▶ **Figure record listings**:
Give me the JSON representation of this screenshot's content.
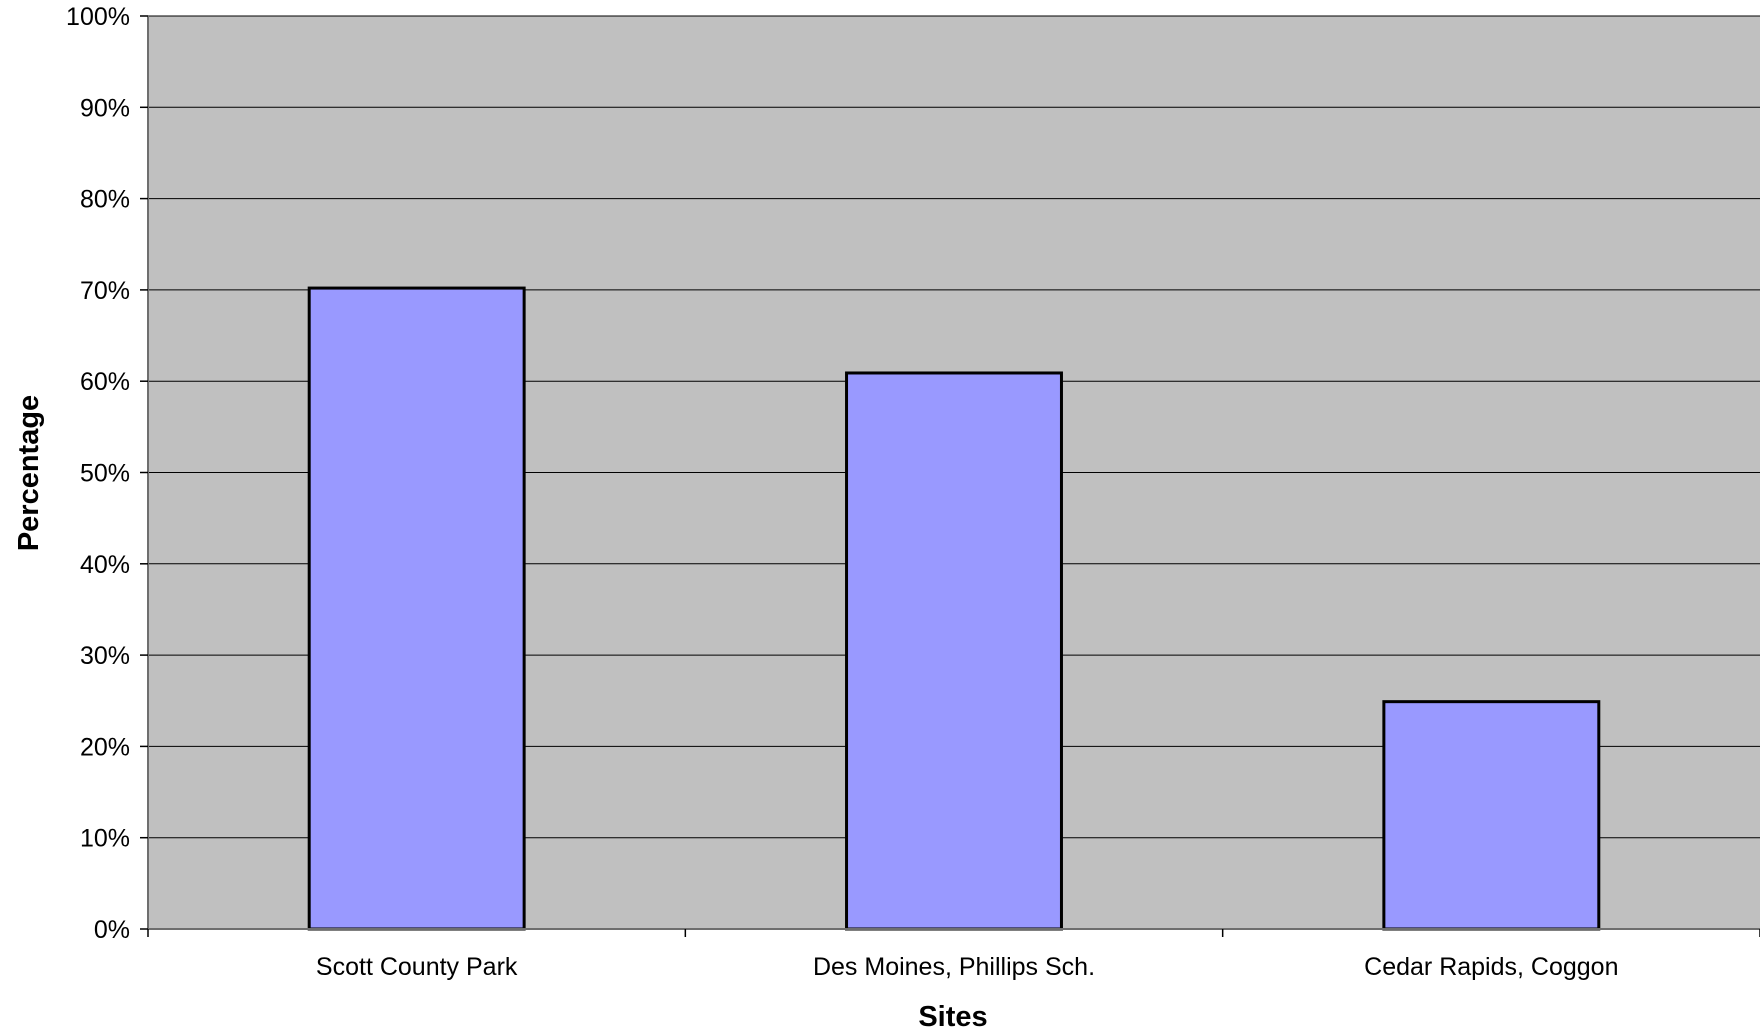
{
  "chart_data": {
    "type": "bar",
    "title": "",
    "xlabel": "Sites",
    "ylabel": "Percentage",
    "categories": [
      "Scott County Park",
      "Des Moines, Phillips Sch.",
      "Cedar Rapids, Coggon"
    ],
    "values": [
      70.2,
      60.9,
      24.9
    ],
    "ylim": [
      0,
      100
    ],
    "yticks": [
      0,
      10,
      20,
      30,
      40,
      50,
      60,
      70,
      80,
      90,
      100
    ],
    "ytick_labels": [
      "0%",
      "10%",
      "20%",
      "30%",
      "40%",
      "50%",
      "60%",
      "70%",
      "80%",
      "90%",
      "100%"
    ],
    "grid": true,
    "legend": "none",
    "colors": {
      "bar_fill": "#9999ff",
      "bar_stroke": "#000000",
      "plot_background": "#c0c0c0",
      "gridline": "#000000"
    }
  }
}
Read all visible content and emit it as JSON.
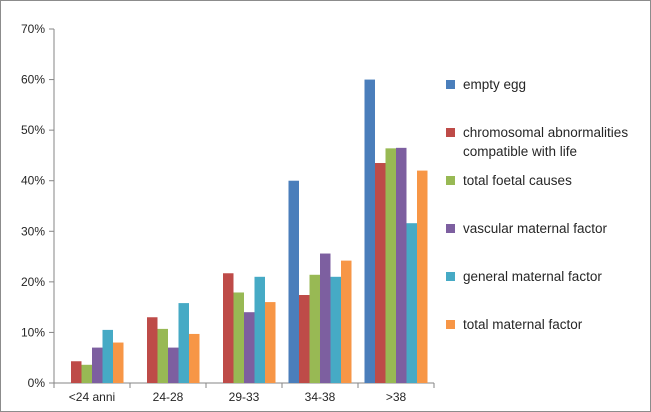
{
  "chart_data": {
    "type": "bar",
    "categories": [
      "<24 anni",
      "24-28",
      "29-33",
      "34-38",
      ">38"
    ],
    "series": [
      {
        "name": "empty egg",
        "color": "#4a7ebb",
        "values": [
          0,
          0,
          0,
          40,
          60
        ]
      },
      {
        "name": "chromosomal abnormalities compatible with life",
        "color": "#be4b48",
        "values": [
          4.3,
          13,
          21.7,
          17.4,
          43.5
        ]
      },
      {
        "name": "total foetal causes",
        "color": "#98b954",
        "values": [
          3.6,
          10.7,
          17.9,
          21.4,
          46.4
        ]
      },
      {
        "name": "vascular maternal factor",
        "color": "#7d5fa0",
        "values": [
          7,
          7,
          14,
          25.6,
          46.5
        ]
      },
      {
        "name": "general maternal factor",
        "color": "#46aac5",
        "values": [
          10.5,
          15.8,
          21,
          21,
          31.6
        ]
      },
      {
        "name": "total maternal factor",
        "color": "#f79646",
        "values": [
          8,
          9.7,
          16,
          24.2,
          42
        ]
      }
    ],
    "yticks": [
      "0%",
      "10%",
      "20%",
      "30%",
      "40%",
      "50%",
      "60%",
      "70%"
    ],
    "ylim": [
      0,
      70
    ],
    "ygrid": false,
    "legend_position": "right"
  }
}
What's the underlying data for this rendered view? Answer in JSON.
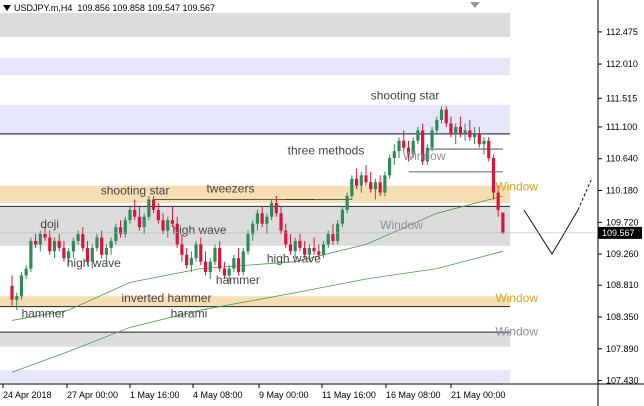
{
  "header": {
    "symbol": "USDJPY.m,H4",
    "ohlc": "109.856 109.858 109.547 109.567"
  },
  "current_price": "109.567",
  "colors": {
    "zone_gray": "#dcdcdc",
    "zone_lavender": "#e6e6fa",
    "zone_tan": "#f5deb3",
    "bull": "#2e8b57",
    "bear": "#dc143c",
    "ma": "#4d9a4d",
    "window_gray": "#8a9199",
    "window_tan": "#daa520"
  },
  "annotations": [
    {
      "text": "shooting star",
      "x": 19.0,
      "y": 111.5,
      "color": "#444444"
    },
    {
      "text": "three methods",
      "x": 14.6,
      "y": 110.7,
      "color": "#444444"
    },
    {
      "text": "Window",
      "x": 20.7,
      "y": 110.62,
      "color": "#8a9199"
    },
    {
      "text": "Window",
      "x": 25.6,
      "y": 110.18,
      "color": "#daa520"
    },
    {
      "text": "shooting star",
      "x": 4.7,
      "y": 110.12,
      "color": "#444444"
    },
    {
      "text": "tweezers",
      "x": 10.3,
      "y": 110.15,
      "color": "#444444"
    },
    {
      "text": "Window",
      "x": 19.5,
      "y": 109.62,
      "color": "#8a9199"
    },
    {
      "text": "doji",
      "x": 1.5,
      "y": 109.64,
      "color": "#444444"
    },
    {
      "text": "high wave",
      "x": 8.5,
      "y": 109.55,
      "color": "#444444"
    },
    {
      "text": "high wave",
      "x": 2.9,
      "y": 109.07,
      "color": "#444444"
    },
    {
      "text": "high wave",
      "x": 13.5,
      "y": 109.14,
      "color": "#444444"
    },
    {
      "text": "hammer",
      "x": 10.8,
      "y": 108.83,
      "color": "#444444"
    },
    {
      "text": "inverted hammer",
      "x": 5.8,
      "y": 108.57,
      "color": "#444444"
    },
    {
      "text": "hammer",
      "x": 0.5,
      "y": 108.34,
      "color": "#444444"
    },
    {
      "text": "harami",
      "x": 8.4,
      "y": 108.34,
      "color": "#444444"
    },
    {
      "text": "Window",
      "x": 25.6,
      "y": 108.57,
      "color": "#daa520"
    },
    {
      "text": "Window",
      "x": 25.6,
      "y": 108.08,
      "color": "#8a9199"
    }
  ],
  "chart_data": {
    "type": "candlestick",
    "title": "USDJPY.m,H4",
    "ylim": [
      107.38,
      112.85
    ],
    "y_ticks": [
      "112.475",
      "112.010",
      "111.515",
      "111.100",
      "110.640",
      "110.180",
      "109.720",
      "109.260",
      "108.810",
      "108.350",
      "107.890",
      "107.430"
    ],
    "x_ticks": [
      "24 Apr 2018",
      "27 Apr 00:00",
      "1 May 16:00",
      "4 May 08:00",
      "9 May 00:00",
      "11 May 16:00",
      "16 May 08:00",
      "21 May 00:00"
    ],
    "zones": [
      {
        "low": 112.4,
        "high": 112.75,
        "color": "gray"
      },
      {
        "low": 111.85,
        "high": 112.1,
        "color": "lavender"
      },
      {
        "low": 110.98,
        "high": 111.42,
        "color": "lavender"
      },
      {
        "low": 110.0,
        "high": 110.25,
        "color": "tan"
      },
      {
        "low": 109.38,
        "high": 109.95,
        "color": "gray"
      },
      {
        "low": 108.5,
        "high": 108.65,
        "color": "tan"
      },
      {
        "low": 107.92,
        "high": 108.13,
        "color": "gray"
      },
      {
        "low": 107.4,
        "high": 107.58,
        "color": "lavender"
      }
    ],
    "series": [
      {
        "name": "USDJPY.m",
        "values": [
          [
            108.8,
            108.95,
            108.5,
            108.6
          ],
          [
            108.6,
            108.7,
            108.45,
            108.65
          ],
          [
            108.65,
            109.0,
            108.6,
            108.95
          ],
          [
            108.95,
            109.1,
            108.9,
            109.05
          ],
          [
            109.05,
            109.5,
            109.0,
            109.45
          ],
          [
            109.45,
            109.55,
            109.35,
            109.4
          ],
          [
            109.4,
            109.6,
            109.3,
            109.55
          ],
          [
            109.55,
            109.65,
            109.45,
            109.5
          ],
          [
            109.5,
            109.6,
            109.25,
            109.3
          ],
          [
            109.3,
            109.5,
            109.2,
            109.45
          ],
          [
            109.45,
            109.55,
            109.3,
            109.35
          ],
          [
            109.35,
            109.45,
            109.15,
            109.2
          ],
          [
            109.2,
            109.35,
            109.1,
            109.3
          ],
          [
            109.3,
            109.5,
            109.2,
            109.45
          ],
          [
            109.45,
            109.6,
            109.4,
            109.55
          ],
          [
            109.55,
            109.65,
            109.3,
            109.35
          ],
          [
            109.35,
            109.45,
            109.1,
            109.15
          ],
          [
            109.15,
            109.4,
            109.05,
            109.35
          ],
          [
            109.35,
            109.55,
            109.3,
            109.5
          ],
          [
            109.5,
            109.6,
            109.2,
            109.25
          ],
          [
            109.25,
            109.4,
            109.15,
            109.35
          ],
          [
            109.35,
            109.5,
            109.25,
            109.45
          ],
          [
            109.45,
            109.7,
            109.4,
            109.65
          ],
          [
            109.65,
            109.75,
            109.5,
            109.55
          ],
          [
            109.55,
            109.8,
            109.5,
            109.75
          ],
          [
            109.75,
            109.95,
            109.7,
            109.9
          ],
          [
            109.9,
            110.05,
            109.75,
            109.8
          ],
          [
            109.8,
            109.95,
            109.6,
            109.65
          ],
          [
            109.65,
            109.85,
            109.55,
            109.8
          ],
          [
            109.8,
            110.1,
            109.75,
            110.05
          ],
          [
            110.05,
            110.1,
            109.85,
            109.9
          ],
          [
            109.9,
            110.0,
            109.7,
            109.75
          ],
          [
            109.75,
            109.85,
            109.55,
            109.6
          ],
          [
            109.6,
            109.8,
            109.5,
            109.75
          ],
          [
            109.75,
            109.95,
            109.65,
            109.7
          ],
          [
            109.7,
            109.8,
            109.35,
            109.4
          ],
          [
            109.4,
            109.55,
            109.15,
            109.25
          ],
          [
            109.25,
            109.35,
            109.05,
            109.1
          ],
          [
            109.1,
            109.3,
            109.0,
            109.2
          ],
          [
            109.2,
            109.45,
            109.15,
            109.4
          ],
          [
            109.4,
            109.5,
            109.1,
            109.15
          ],
          [
            109.15,
            109.3,
            108.95,
            109.0
          ],
          [
            109.0,
            109.2,
            108.9,
            109.15
          ],
          [
            109.15,
            109.4,
            109.1,
            109.35
          ],
          [
            109.35,
            109.45,
            109.0,
            109.05
          ],
          [
            109.05,
            109.15,
            108.9,
            108.95
          ],
          [
            108.95,
            109.1,
            108.85,
            109.05
          ],
          [
            109.05,
            109.25,
            109.0,
            109.2
          ],
          [
            109.2,
            109.35,
            108.95,
            109.0
          ],
          [
            109.0,
            109.35,
            108.95,
            109.3
          ],
          [
            109.3,
            109.6,
            109.25,
            109.55
          ],
          [
            109.55,
            109.75,
            109.45,
            109.7
          ],
          [
            109.7,
            109.9,
            109.6,
            109.85
          ],
          [
            109.85,
            109.95,
            109.65,
            109.7
          ],
          [
            109.7,
            109.85,
            109.55,
            109.8
          ],
          [
            109.8,
            110.05,
            109.75,
            110.0
          ],
          [
            110.0,
            110.1,
            109.8,
            109.85
          ],
          [
            109.85,
            109.95,
            109.55,
            109.6
          ],
          [
            109.6,
            109.7,
            109.35,
            109.4
          ],
          [
            109.4,
            109.55,
            109.25,
            109.3
          ],
          [
            109.3,
            109.5,
            109.2,
            109.45
          ],
          [
            109.45,
            109.55,
            109.3,
            109.35
          ],
          [
            109.35,
            109.45,
            109.2,
            109.25
          ],
          [
            109.25,
            109.4,
            109.15,
            109.35
          ],
          [
            109.35,
            109.5,
            109.25,
            109.3
          ],
          [
            109.3,
            109.4,
            109.2,
            109.25
          ],
          [
            109.25,
            109.45,
            109.2,
            109.4
          ],
          [
            109.4,
            109.6,
            109.35,
            109.55
          ],
          [
            109.55,
            109.7,
            109.4,
            109.45
          ],
          [
            109.45,
            109.75,
            109.4,
            109.7
          ],
          [
            109.7,
            109.95,
            109.65,
            109.9
          ],
          [
            109.9,
            110.15,
            109.85,
            110.1
          ],
          [
            110.1,
            110.4,
            110.05,
            110.35
          ],
          [
            110.35,
            110.5,
            110.2,
            110.25
          ],
          [
            110.25,
            110.45,
            110.15,
            110.4
          ],
          [
            110.4,
            110.55,
            110.25,
            110.3
          ],
          [
            110.3,
            110.45,
            110.15,
            110.2
          ],
          [
            110.2,
            110.35,
            110.05,
            110.3
          ],
          [
            110.3,
            110.4,
            110.1,
            110.15
          ],
          [
            110.15,
            110.45,
            110.1,
            110.4
          ],
          [
            110.4,
            110.7,
            110.35,
            110.65
          ],
          [
            110.65,
            110.85,
            110.55,
            110.75
          ],
          [
            110.75,
            110.95,
            110.65,
            110.9
          ],
          [
            110.9,
            111.05,
            110.75,
            110.8
          ],
          [
            110.8,
            110.9,
            110.6,
            110.7
          ],
          [
            110.7,
            110.95,
            110.65,
            110.9
          ],
          [
            110.9,
            111.1,
            110.85,
            111.05
          ],
          [
            111.05,
            111.15,
            110.55,
            110.6
          ],
          [
            110.6,
            110.85,
            110.55,
            110.8
          ],
          [
            110.8,
            111.1,
            110.75,
            111.05
          ],
          [
            111.05,
            111.25,
            111.0,
            111.2
          ],
          [
            111.2,
            111.4,
            111.15,
            111.35
          ],
          [
            111.35,
            111.4,
            111.1,
            111.15
          ],
          [
            111.15,
            111.25,
            110.95,
            111.0
          ],
          [
            111.0,
            111.15,
            110.85,
            111.1
          ],
          [
            111.1,
            111.25,
            110.95,
            111.0
          ],
          [
            111.0,
            111.15,
            110.9,
            111.05
          ],
          [
            111.05,
            111.2,
            110.9,
            110.95
          ],
          [
            110.95,
            111.1,
            110.85,
            111.0
          ],
          [
            111.0,
            111.1,
            110.8,
            110.85
          ],
          [
            110.85,
            110.95,
            110.7,
            110.9
          ],
          [
            110.9,
            110.95,
            110.6,
            110.65
          ],
          [
            110.65,
            110.7,
            110.05,
            110.15
          ],
          [
            110.15,
            110.25,
            109.8,
            109.9
          ],
          [
            109.86,
            109.86,
            109.55,
            109.57
          ]
        ]
      }
    ],
    "moving_averages": [
      {
        "name": "MA fast",
        "points": [
          [
            108.3,
            0
          ],
          [
            108.45,
            12
          ],
          [
            108.85,
            25
          ],
          [
            109.05,
            40
          ],
          [
            109.15,
            60
          ],
          [
            109.4,
            75
          ],
          [
            109.85,
            90
          ],
          [
            110.1,
            104
          ]
        ]
      },
      {
        "name": "MA slow",
        "points": [
          [
            107.55,
            0
          ],
          [
            107.85,
            12
          ],
          [
            108.2,
            25
          ],
          [
            108.45,
            40
          ],
          [
            108.7,
            60
          ],
          [
            108.9,
            75
          ],
          [
            109.05,
            90
          ],
          [
            109.3,
            104
          ]
        ]
      }
    ]
  }
}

▶ **Objective**:
Select all lines in the listing that include the word "high".

▶ **Solution below**:
      "text": "high wave",
      "text": "high wave",
      "text": "high wave",
        "high": 112.75,
        "high": 112.1,
        "high": 111.42,
        "high": 110.25,
        "high": 109.95,
        "high": 108.65,
        "high": 108.13,
        "high": 107.58,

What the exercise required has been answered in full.